Problem description: Your task is to copy the listing exactly, with the pictures left out.

Data shown:
# # # #
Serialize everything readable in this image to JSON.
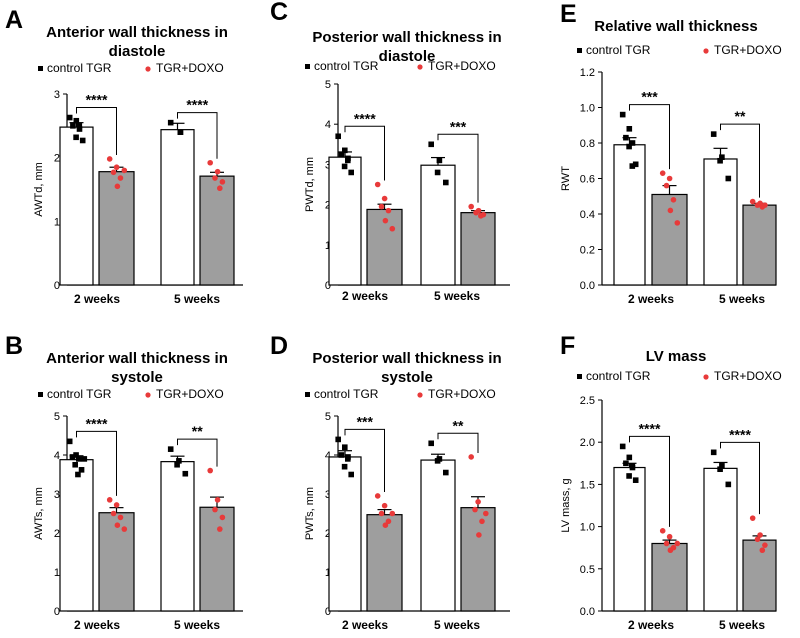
{
  "figure": {
    "description_hidden": false
  },
  "legend": {
    "control": "control TGR",
    "doxo": "TGR+DOXO",
    "control_color": "#000000",
    "doxo_color": "#e83a3a",
    "control_fill": "#ffffff",
    "doxo_fill": "#9e9e9e"
  },
  "chart_data": [
    {
      "letter": "A",
      "type": "bar",
      "title_lines": [
        "Anterior wall thickness in",
        "diastole"
      ],
      "ylabel": "AWTd, mm",
      "categories": [
        "2 weeks",
        "5 weeks"
      ],
      "yticks": [
        "0",
        "1",
        "2",
        "3"
      ],
      "ylim": [
        0,
        3
      ],
      "series": [
        {
          "name": "control TGR",
          "values": [
            2.48,
            2.44
          ],
          "errors": [
            0.07,
            0.1
          ],
          "points": [
            [
              2.63,
              2.58,
              2.5,
              2.45,
              2.32,
              2.27,
              2.5
            ],
            [
              2.55,
              2.4,
              2.4
            ]
          ]
        },
        {
          "name": "TGR+DOXO",
          "values": [
            1.78,
            1.71
          ],
          "errors": [
            0.07,
            0.06
          ],
          "points": [
            [
              1.98,
              1.85,
              1.77,
              1.68,
              1.55,
              1.8
            ],
            [
              1.92,
              1.78,
              1.68,
              1.62,
              1.52
            ]
          ]
        }
      ],
      "significance": [
        "****",
        "****"
      ]
    },
    {
      "letter": "B",
      "type": "bar",
      "title_lines": [
        "Anterior wall thickness in",
        "systole"
      ],
      "ylabel": "AWTs, mm",
      "categories": [
        "2 weeks",
        "5 weeks"
      ],
      "yticks": [
        "0",
        "1",
        "2",
        "3",
        "4",
        "5"
      ],
      "ylim": [
        0,
        5
      ],
      "series": [
        {
          "name": "control TGR",
          "values": [
            3.88,
            3.83
          ],
          "errors": [
            0.1,
            0.14
          ],
          "points": [
            [
              4.35,
              4.0,
              3.95,
              3.9,
              3.75,
              3.62,
              3.5,
              3.9
            ],
            [
              4.15,
              3.85,
              3.75,
              3.52
            ]
          ]
        },
        {
          "name": "TGR+DOXO",
          "values": [
            2.52,
            2.66
          ],
          "errors": [
            0.13,
            0.26
          ],
          "points": [
            [
              2.85,
              2.72,
              2.5,
              2.4,
              2.2,
              2.1
            ],
            [
              3.6,
              2.85,
              2.6,
              2.4,
              2.1
            ]
          ]
        }
      ],
      "significance": [
        "****",
        "**"
      ]
    },
    {
      "letter": "C",
      "type": "bar",
      "title_lines": [
        "Posterior wall thickness in",
        "diastole"
      ],
      "ylabel": "PWTd, mm",
      "categories": [
        "2 weeks",
        "5 weeks"
      ],
      "yticks": [
        "0",
        "1",
        "2",
        "3",
        "4",
        "5"
      ],
      "ylim": [
        0,
        5
      ],
      "series": [
        {
          "name": "control TGR",
          "values": [
            3.18,
            2.98
          ],
          "errors": [
            0.13,
            0.19
          ],
          "points": [
            [
              3.7,
              3.35,
              3.25,
              3.15,
              2.95,
              2.8,
              3.1
            ],
            [
              3.5,
              3.1,
              2.8,
              2.55
            ]
          ]
        },
        {
          "name": "TGR+DOXO",
          "values": [
            1.88,
            1.8
          ],
          "errors": [
            0.13,
            0.05
          ],
          "points": [
            [
              2.5,
              2.15,
              1.95,
              1.85,
              1.6,
              1.4
            ],
            [
              1.95,
              1.85,
              1.8,
              1.75,
              1.72
            ]
          ]
        }
      ],
      "significance": [
        "****",
        "***"
      ]
    },
    {
      "letter": "D",
      "type": "bar",
      "title_lines": [
        "Posterior wall thickness in",
        "systole"
      ],
      "ylabel": "PWTs, mm",
      "categories": [
        "2 weeks",
        "5 weeks"
      ],
      "yticks": [
        "0",
        "1",
        "2",
        "3",
        "4",
        "5"
      ],
      "ylim": [
        0,
        5
      ],
      "series": [
        {
          "name": "control TGR",
          "values": [
            3.95,
            3.87
          ],
          "errors": [
            0.16,
            0.15
          ],
          "points": [
            [
              4.4,
              4.2,
              4.0,
              3.95,
              3.7,
              3.5,
              3.9
            ],
            [
              4.3,
              3.9,
              3.85,
              3.55
            ]
          ]
        },
        {
          "name": "TGR+DOXO",
          "values": [
            2.47,
            2.65
          ],
          "errors": [
            0.13,
            0.28
          ],
          "points": [
            [
              2.95,
              2.7,
              2.5,
              2.3,
              2.2,
              2.5
            ],
            [
              3.95,
              2.8,
              2.6,
              2.3,
              1.95,
              2.5
            ]
          ]
        }
      ],
      "significance": [
        "***",
        "**"
      ]
    },
    {
      "letter": "E",
      "type": "bar",
      "title_lines": [
        "Relative wall thickness"
      ],
      "ylabel": "RWT",
      "categories": [
        "2 weeks",
        "5 weeks"
      ],
      "yticks": [
        "0.0",
        "0.2",
        "0.4",
        "0.6",
        "0.8",
        "1.0",
        "1.2"
      ],
      "ylim": [
        0,
        1.2
      ],
      "series": [
        {
          "name": "control TGR",
          "values": [
            0.79,
            0.71
          ],
          "errors": [
            0.04,
            0.06
          ],
          "points": [
            [
              0.96,
              0.88,
              0.83,
              0.8,
              0.78,
              0.68,
              0.67
            ],
            [
              0.85,
              0.72,
              0.7,
              0.6
            ]
          ]
        },
        {
          "name": "TGR+DOXO",
          "values": [
            0.51,
            0.45
          ],
          "errors": [
            0.05,
            0.01
          ],
          "points": [
            [
              0.63,
              0.6,
              0.56,
              0.48,
              0.42,
              0.35
            ],
            [
              0.47,
              0.46,
              0.45,
              0.45,
              0.44
            ]
          ]
        }
      ],
      "significance": [
        "***",
        "**"
      ]
    },
    {
      "letter": "F",
      "type": "bar",
      "title_lines": [
        "LV mass"
      ],
      "ylabel": "LV mass, g",
      "categories": [
        "2 weeks",
        "5 weeks"
      ],
      "yticks": [
        "0.0",
        "0.5",
        "1.0",
        "1.5",
        "2.0",
        "2.5"
      ],
      "ylim": [
        0,
        2.5
      ],
      "series": [
        {
          "name": "control TGR",
          "values": [
            1.7,
            1.69
          ],
          "errors": [
            0.05,
            0.07
          ],
          "points": [
            [
              1.95,
              1.82,
              1.75,
              1.7,
              1.6,
              1.55,
              1.72
            ],
            [
              1.88,
              1.72,
              1.68,
              1.5
            ]
          ]
        },
        {
          "name": "TGR+DOXO",
          "values": [
            0.8,
            0.84
          ],
          "errors": [
            0.04,
            0.05
          ],
          "points": [
            [
              0.95,
              0.88,
              0.8,
              0.75,
              0.72,
              0.8
            ],
            [
              1.1,
              0.9,
              0.85,
              0.78,
              0.72
            ]
          ]
        }
      ],
      "significance": [
        "****",
        "****"
      ]
    }
  ]
}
# # # #
Full response:
Serialize everything readable in this image to JSON.
{
  "figure": {
    "description_hidden": false
  },
  "legend": {
    "control": "control TGR",
    "doxo": "TGR+DOXO",
    "control_color": "#000000",
    "doxo_color": "#e83a3a",
    "control_fill": "#ffffff",
    "doxo_fill": "#9e9e9e"
  },
  "chart_data": [
    {
      "letter": "A",
      "type": "bar",
      "title_lines": [
        "Anterior wall thickness in",
        "diastole"
      ],
      "ylabel": "AWTd, mm",
      "categories": [
        "2 weeks",
        "5 weeks"
      ],
      "yticks": [
        "0",
        "1",
        "2",
        "3"
      ],
      "ylim": [
        0,
        3
      ],
      "series": [
        {
          "name": "control TGR",
          "values": [
            2.48,
            2.44
          ],
          "errors": [
            0.07,
            0.1
          ],
          "points": [
            [
              2.63,
              2.58,
              2.5,
              2.45,
              2.32,
              2.27,
              2.5
            ],
            [
              2.55,
              2.4,
              2.4
            ]
          ]
        },
        {
          "name": "TGR+DOXO",
          "values": [
            1.78,
            1.71
          ],
          "errors": [
            0.07,
            0.06
          ],
          "points": [
            [
              1.98,
              1.85,
              1.77,
              1.68,
              1.55,
              1.8
            ],
            [
              1.92,
              1.78,
              1.68,
              1.62,
              1.52
            ]
          ]
        }
      ],
      "significance": [
        "****",
        "****"
      ]
    },
    {
      "letter": "B",
      "type": "bar",
      "title_lines": [
        "Anterior wall thickness in",
        "systole"
      ],
      "ylabel": "AWTs, mm",
      "categories": [
        "2 weeks",
        "5 weeks"
      ],
      "yticks": [
        "0",
        "1",
        "2",
        "3",
        "4",
        "5"
      ],
      "ylim": [
        0,
        5
      ],
      "series": [
        {
          "name": "control TGR",
          "values": [
            3.88,
            3.83
          ],
          "errors": [
            0.1,
            0.14
          ],
          "points": [
            [
              4.35,
              4.0,
              3.95,
              3.9,
              3.75,
              3.62,
              3.5,
              3.9
            ],
            [
              4.15,
              3.85,
              3.75,
              3.52
            ]
          ]
        },
        {
          "name": "TGR+DOXO",
          "values": [
            2.52,
            2.66
          ],
          "errors": [
            0.13,
            0.26
          ],
          "points": [
            [
              2.85,
              2.72,
              2.5,
              2.4,
              2.2,
              2.1
            ],
            [
              3.6,
              2.85,
              2.6,
              2.4,
              2.1
            ]
          ]
        }
      ],
      "significance": [
        "****",
        "**"
      ]
    },
    {
      "letter": "C",
      "type": "bar",
      "title_lines": [
        "Posterior wall thickness in",
        "diastole"
      ],
      "ylabel": "PWTd, mm",
      "categories": [
        "2 weeks",
        "5 weeks"
      ],
      "yticks": [
        "0",
        "1",
        "2",
        "3",
        "4",
        "5"
      ],
      "ylim": [
        0,
        5
      ],
      "series": [
        {
          "name": "control TGR",
          "values": [
            3.18,
            2.98
          ],
          "errors": [
            0.13,
            0.19
          ],
          "points": [
            [
              3.7,
              3.35,
              3.25,
              3.15,
              2.95,
              2.8,
              3.1
            ],
            [
              3.5,
              3.1,
              2.8,
              2.55
            ]
          ]
        },
        {
          "name": "TGR+DOXO",
          "values": [
            1.88,
            1.8
          ],
          "errors": [
            0.13,
            0.05
          ],
          "points": [
            [
              2.5,
              2.15,
              1.95,
              1.85,
              1.6,
              1.4
            ],
            [
              1.95,
              1.85,
              1.8,
              1.75,
              1.72
            ]
          ]
        }
      ],
      "significance": [
        "****",
        "***"
      ]
    },
    {
      "letter": "D",
      "type": "bar",
      "title_lines": [
        "Posterior wall thickness in",
        "systole"
      ],
      "ylabel": "PWTs, mm",
      "categories": [
        "2 weeks",
        "5 weeks"
      ],
      "yticks": [
        "0",
        "1",
        "2",
        "3",
        "4",
        "5"
      ],
      "ylim": [
        0,
        5
      ],
      "series": [
        {
          "name": "control TGR",
          "values": [
            3.95,
            3.87
          ],
          "errors": [
            0.16,
            0.15
          ],
          "points": [
            [
              4.4,
              4.2,
              4.0,
              3.95,
              3.7,
              3.5,
              3.9
            ],
            [
              4.3,
              3.9,
              3.85,
              3.55
            ]
          ]
        },
        {
          "name": "TGR+DOXO",
          "values": [
            2.47,
            2.65
          ],
          "errors": [
            0.13,
            0.28
          ],
          "points": [
            [
              2.95,
              2.7,
              2.5,
              2.3,
              2.2,
              2.5
            ],
            [
              3.95,
              2.8,
              2.6,
              2.3,
              1.95,
              2.5
            ]
          ]
        }
      ],
      "significance": [
        "***",
        "**"
      ]
    },
    {
      "letter": "E",
      "type": "bar",
      "title_lines": [
        "Relative wall thickness"
      ],
      "ylabel": "RWT",
      "categories": [
        "2 weeks",
        "5 weeks"
      ],
      "yticks": [
        "0.0",
        "0.2",
        "0.4",
        "0.6",
        "0.8",
        "1.0",
        "1.2"
      ],
      "ylim": [
        0,
        1.2
      ],
      "series": [
        {
          "name": "control TGR",
          "values": [
            0.79,
            0.71
          ],
          "errors": [
            0.04,
            0.06
          ],
          "points": [
            [
              0.96,
              0.88,
              0.83,
              0.8,
              0.78,
              0.68,
              0.67
            ],
            [
              0.85,
              0.72,
              0.7,
              0.6
            ]
          ]
        },
        {
          "name": "TGR+DOXO",
          "values": [
            0.51,
            0.45
          ],
          "errors": [
            0.05,
            0.01
          ],
          "points": [
            [
              0.63,
              0.6,
              0.56,
              0.48,
              0.42,
              0.35
            ],
            [
              0.47,
              0.46,
              0.45,
              0.45,
              0.44
            ]
          ]
        }
      ],
      "significance": [
        "***",
        "**"
      ]
    },
    {
      "letter": "F",
      "type": "bar",
      "title_lines": [
        "LV mass"
      ],
      "ylabel": "LV mass, g",
      "categories": [
        "2 weeks",
        "5 weeks"
      ],
      "yticks": [
        "0.0",
        "0.5",
        "1.0",
        "1.5",
        "2.0",
        "2.5"
      ],
      "ylim": [
        0,
        2.5
      ],
      "series": [
        {
          "name": "control TGR",
          "values": [
            1.7,
            1.69
          ],
          "errors": [
            0.05,
            0.07
          ],
          "points": [
            [
              1.95,
              1.82,
              1.75,
              1.7,
              1.6,
              1.55,
              1.72
            ],
            [
              1.88,
              1.72,
              1.68,
              1.5
            ]
          ]
        },
        {
          "name": "TGR+DOXO",
          "values": [
            0.8,
            0.84
          ],
          "errors": [
            0.04,
            0.05
          ],
          "points": [
            [
              0.95,
              0.88,
              0.8,
              0.75,
              0.72,
              0.8
            ],
            [
              1.1,
              0.9,
              0.85,
              0.78,
              0.72
            ]
          ]
        }
      ],
      "significance": [
        "****",
        "****"
      ]
    }
  ]
}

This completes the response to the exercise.